What needs to be done:
Using the material below, copy every line where "Locations" appears.

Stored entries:
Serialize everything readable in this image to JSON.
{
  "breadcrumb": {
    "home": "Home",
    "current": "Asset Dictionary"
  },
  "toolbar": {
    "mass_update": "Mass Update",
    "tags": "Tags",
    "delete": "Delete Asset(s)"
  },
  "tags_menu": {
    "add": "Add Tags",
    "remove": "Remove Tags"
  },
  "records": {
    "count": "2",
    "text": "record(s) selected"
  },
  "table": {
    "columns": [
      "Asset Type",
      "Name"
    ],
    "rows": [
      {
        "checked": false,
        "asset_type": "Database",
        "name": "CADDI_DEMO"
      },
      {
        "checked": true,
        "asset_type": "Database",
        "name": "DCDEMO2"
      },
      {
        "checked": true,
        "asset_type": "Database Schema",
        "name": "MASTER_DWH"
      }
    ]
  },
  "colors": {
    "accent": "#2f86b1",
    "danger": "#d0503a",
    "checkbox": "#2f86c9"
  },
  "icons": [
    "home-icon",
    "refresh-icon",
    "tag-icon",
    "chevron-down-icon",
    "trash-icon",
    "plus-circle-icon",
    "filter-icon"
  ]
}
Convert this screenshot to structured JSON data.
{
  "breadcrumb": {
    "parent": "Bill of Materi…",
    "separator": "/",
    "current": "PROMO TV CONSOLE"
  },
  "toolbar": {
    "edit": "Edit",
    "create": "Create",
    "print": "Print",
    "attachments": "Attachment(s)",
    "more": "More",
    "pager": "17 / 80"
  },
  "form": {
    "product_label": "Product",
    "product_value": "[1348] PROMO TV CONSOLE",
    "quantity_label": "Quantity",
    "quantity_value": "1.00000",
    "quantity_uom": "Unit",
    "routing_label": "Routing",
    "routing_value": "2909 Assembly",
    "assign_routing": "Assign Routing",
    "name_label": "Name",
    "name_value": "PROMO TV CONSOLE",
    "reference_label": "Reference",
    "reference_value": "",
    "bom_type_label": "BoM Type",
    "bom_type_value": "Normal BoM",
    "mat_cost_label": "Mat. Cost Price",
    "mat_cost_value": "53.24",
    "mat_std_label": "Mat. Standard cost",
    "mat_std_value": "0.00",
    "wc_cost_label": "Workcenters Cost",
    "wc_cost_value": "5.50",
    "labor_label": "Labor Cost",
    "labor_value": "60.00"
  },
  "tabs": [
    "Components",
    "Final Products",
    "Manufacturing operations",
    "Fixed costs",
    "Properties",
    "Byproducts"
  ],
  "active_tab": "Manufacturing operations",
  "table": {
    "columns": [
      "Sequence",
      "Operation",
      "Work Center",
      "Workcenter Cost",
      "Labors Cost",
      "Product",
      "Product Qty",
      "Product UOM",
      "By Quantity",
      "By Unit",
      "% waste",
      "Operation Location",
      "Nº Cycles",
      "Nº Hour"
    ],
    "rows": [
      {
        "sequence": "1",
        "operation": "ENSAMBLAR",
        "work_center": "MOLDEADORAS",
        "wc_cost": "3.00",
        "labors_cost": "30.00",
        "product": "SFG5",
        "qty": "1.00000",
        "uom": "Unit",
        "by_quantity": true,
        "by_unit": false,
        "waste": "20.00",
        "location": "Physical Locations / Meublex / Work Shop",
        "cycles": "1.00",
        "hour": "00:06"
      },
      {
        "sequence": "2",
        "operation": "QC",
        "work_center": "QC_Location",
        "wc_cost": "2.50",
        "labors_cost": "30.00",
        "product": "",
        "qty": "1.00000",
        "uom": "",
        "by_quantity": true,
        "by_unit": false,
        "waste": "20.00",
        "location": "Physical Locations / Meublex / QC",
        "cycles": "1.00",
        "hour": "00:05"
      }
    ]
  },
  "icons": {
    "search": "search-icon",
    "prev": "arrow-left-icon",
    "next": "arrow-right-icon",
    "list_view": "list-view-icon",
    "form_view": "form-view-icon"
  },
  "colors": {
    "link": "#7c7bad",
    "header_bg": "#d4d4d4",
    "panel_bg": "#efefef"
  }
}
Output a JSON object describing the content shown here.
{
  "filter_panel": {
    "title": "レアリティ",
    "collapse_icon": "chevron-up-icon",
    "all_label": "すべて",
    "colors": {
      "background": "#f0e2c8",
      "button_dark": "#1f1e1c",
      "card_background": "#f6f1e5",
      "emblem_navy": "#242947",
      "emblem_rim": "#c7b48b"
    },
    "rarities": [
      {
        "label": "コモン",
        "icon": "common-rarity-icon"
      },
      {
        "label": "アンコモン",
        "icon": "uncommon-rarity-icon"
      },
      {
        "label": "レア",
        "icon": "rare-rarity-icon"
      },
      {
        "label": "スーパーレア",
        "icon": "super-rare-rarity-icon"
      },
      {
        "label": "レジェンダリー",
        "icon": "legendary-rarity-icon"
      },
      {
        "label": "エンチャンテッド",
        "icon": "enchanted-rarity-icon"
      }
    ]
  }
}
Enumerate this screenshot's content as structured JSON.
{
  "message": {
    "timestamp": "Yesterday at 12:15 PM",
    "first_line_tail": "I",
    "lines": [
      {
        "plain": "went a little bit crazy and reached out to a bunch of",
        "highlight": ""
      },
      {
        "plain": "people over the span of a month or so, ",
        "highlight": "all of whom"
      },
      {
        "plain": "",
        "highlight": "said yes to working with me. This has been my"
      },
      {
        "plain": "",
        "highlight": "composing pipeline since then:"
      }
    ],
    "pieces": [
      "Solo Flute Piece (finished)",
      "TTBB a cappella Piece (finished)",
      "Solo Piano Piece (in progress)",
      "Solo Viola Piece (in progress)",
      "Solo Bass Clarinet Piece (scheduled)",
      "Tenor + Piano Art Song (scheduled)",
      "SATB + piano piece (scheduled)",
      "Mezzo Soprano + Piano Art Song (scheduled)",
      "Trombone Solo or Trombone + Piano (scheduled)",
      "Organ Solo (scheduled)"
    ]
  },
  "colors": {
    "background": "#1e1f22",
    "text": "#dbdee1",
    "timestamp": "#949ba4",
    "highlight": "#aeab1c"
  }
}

Solution to this task:
        "location": "Physical Locations / Meublex / Work Shop",
        "location": "Physical Locations / Meublex / QC",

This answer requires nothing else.